WRITTEN PROBLEM
Omit all images, then return the remaining material exactly as it stands.

RECORDS PROVIDED
┌────────

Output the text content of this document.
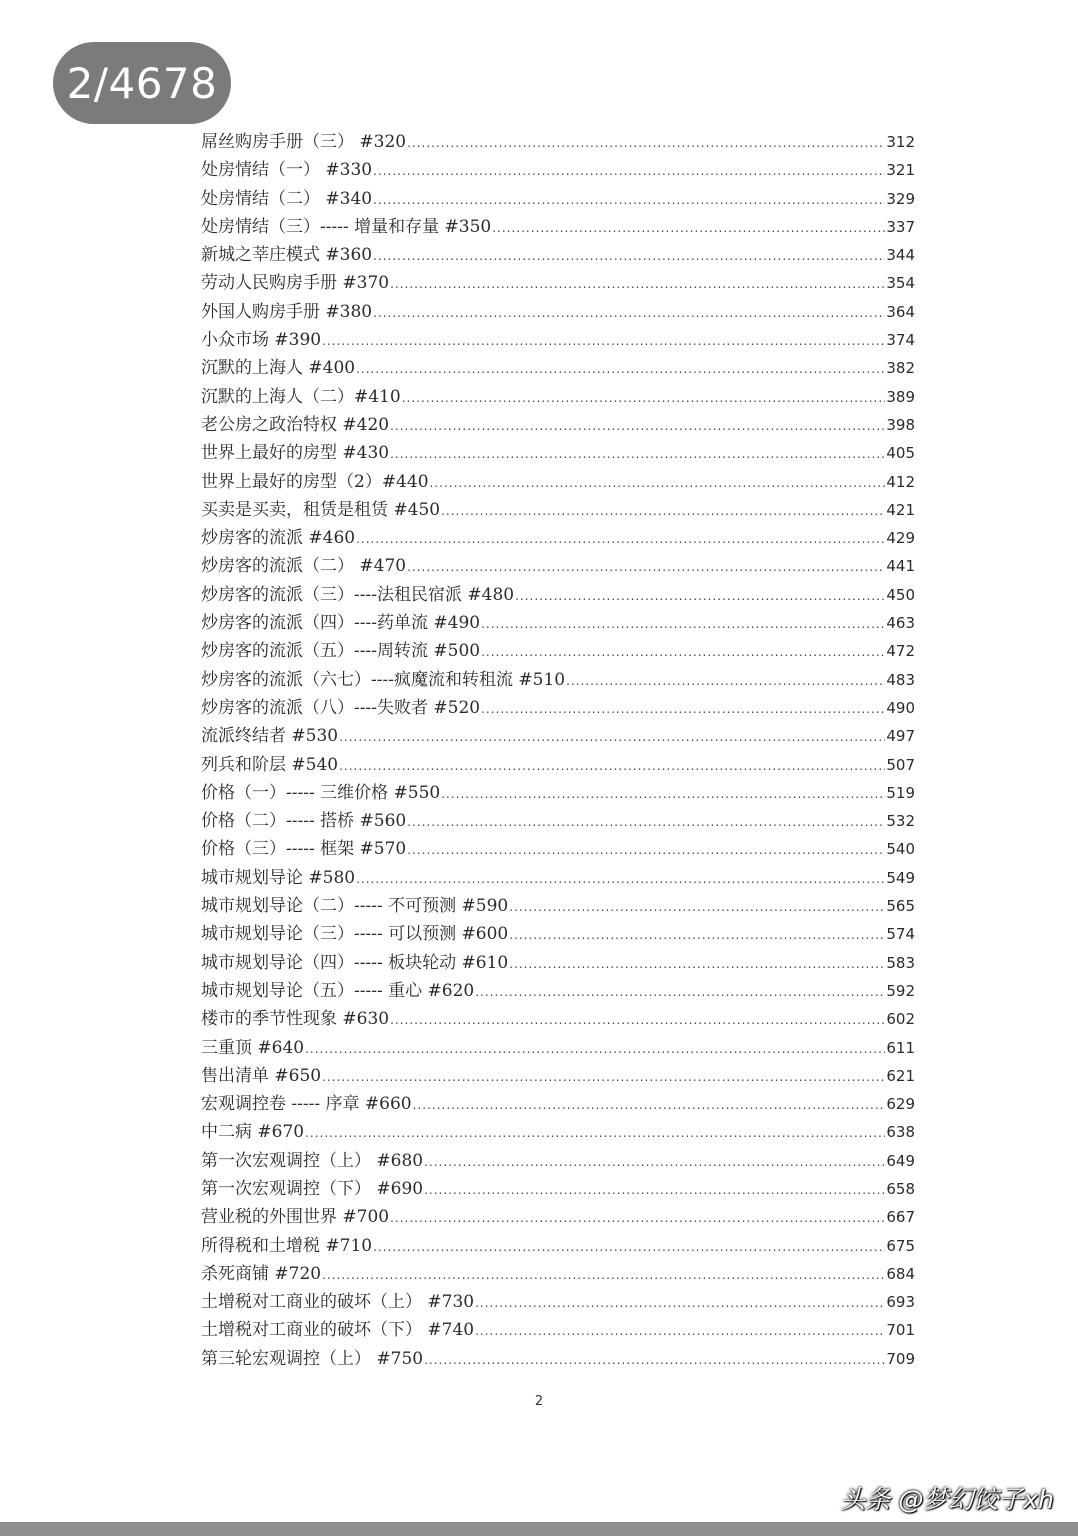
2/4678
屌丝购房手册（三） #320 .....	312
处房情结（一） #330 .....	321
处房情结（二） #340 .....	329
处房情结（三）----- 增量和存量 #350 .....	337
新城之莘庄模式 #360 .....	344
劳动人民购房手册 #370 .....	354
外国人购房手册 #380 .....	364
小众市场 #390 .....	374
沉默的上海人 #400 .....	382
沉默的上海人（二）#410 .....	389
老公房之政治特权 #420 .....	398
世界上最好的房型 #430 .....	405
世界上最好的房型（2）#440 .....	412
买卖是买卖，租赁是租赁 #450 .....	421
炒房客的流派 #460 .....	429
炒房客的流派（二） #470 .....	441
炒房客的流派（三）----法租民宿派 #480 .....	450
炒房客的流派（四）----药单流 #490 .....	463
炒房客的流派（五）----周转流 #500 .....	472
炒房客的流派（六七）----疯魔流和转租流 #510 .....	483
炒房客的流派（八）----失败者 #520 .....	490
流派终结者 #530 .....	497
列兵和阶层 #540 .....	507
价格（一）----- 三维价格 #550 .....	519
价格（二）----- 搭桥 #560 .....	532
价格（三）----- 框架 #570 .....	540
城市规划导论 #580 .....	549
城市规划导论（二）----- 不可预测 #590 .....	565
城市规划导论（三）----- 可以预测 #600 .....	574
城市规划导论（四）----- 板块轮动 #610 .....	583
城市规划导论（五）----- 重心 #620 .....	592
楼市的季节性现象 #630 .....	602
三重顶 #640 .....	611
售出清单 #650 .....	621
宏观调控卷 ----- 序章 #660 .....	629
中二病 #670 .....	638
第一次宏观调控（上） #680 .....	649
第一次宏观调控（下） #690 .....	658
营业税的外围世界 #700 .....	667
所得税和土增税 #710 .....	675
杀死商铺 #720 .....	684
土增税对工商业的破坏（上） #730 .....	693
土增税对工商业的破坏（下） #740 .....	701
第三轮宏观调控（上） #750 .....	709
2
头条 @梦幻饺子xh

└────────

TASK ANSWER
Output the text content of this document.
2/4678
屌丝购房手册（三） #320 .....	312
处房情结（一） #330 .....	321
处房情结（二） #340 .....	329
处房情结（三）----- 增量和存量 #350 .....	337
新城之莘庄模式 #360 .....	344
劳动人民购房手册 #370 .....	354
外国人购房手册 #380 .....	364
小众市场 #390 .....	374
沉默的上海人 #400 .....	382
沉默的上海人（二）#410 .....	389
老公房之政治特权 #420 .....	398
世界上最好的房型 #430 .....	405
世界上最好的房型（2）#440 .....	412
买卖是买卖，租赁是租赁 #450 .....	421
炒房客的流派 #460 .....	429
炒房客的流派（二） #470 .....	441
炒房客的流派（三）----法租民宿派 #480 .....	450
炒房客的流派（四）----药单流 #490 .....	463
炒房客的流派（五）----周转流 #500 .....	472
炒房客的流派（六七）----疯魔流和转租流 #510 .....	483
炒房客的流派（八）----失败者 #520 .....	490
流派终结者 #530 .....	497
列兵和阶层 #540 .....	507
价格（一）----- 三维价格 #550 .....	519
价格（二）----- 搭桥 #560 .....	532
价格（三）----- 框架 #570 .....	540
城市规划导论 #580 .....	549
城市规划导论（二）----- 不可预测 #590 .....	565
城市规划导论（三）----- 可以预测 #600 .....	574
城市规划导论（四）----- 板块轮动 #610 .....	583
城市规划导论（五）----- 重心 #620 .....	592
楼市的季节性现象 #630 .....	602
三重顶 #640 .....	611
售出清单 #650 .....	621
宏观调控卷 ----- 序章 #660 .....	629
中二病 #670 .....	638
第一次宏观调控（上） #680 .....	649
第一次宏观调控（下） #690 .....	658
营业税的外围世界 #700 .....	667
所得税和土增税 #710 .....	675
杀死商铺 #720 .....	684
土增税对工商业的破坏（上） #730 .....	693
土增税对工商业的破坏（下） #740 .....	701
第三轮宏观调控（上） #750 .....	709
2
头条 @梦幻饺子xh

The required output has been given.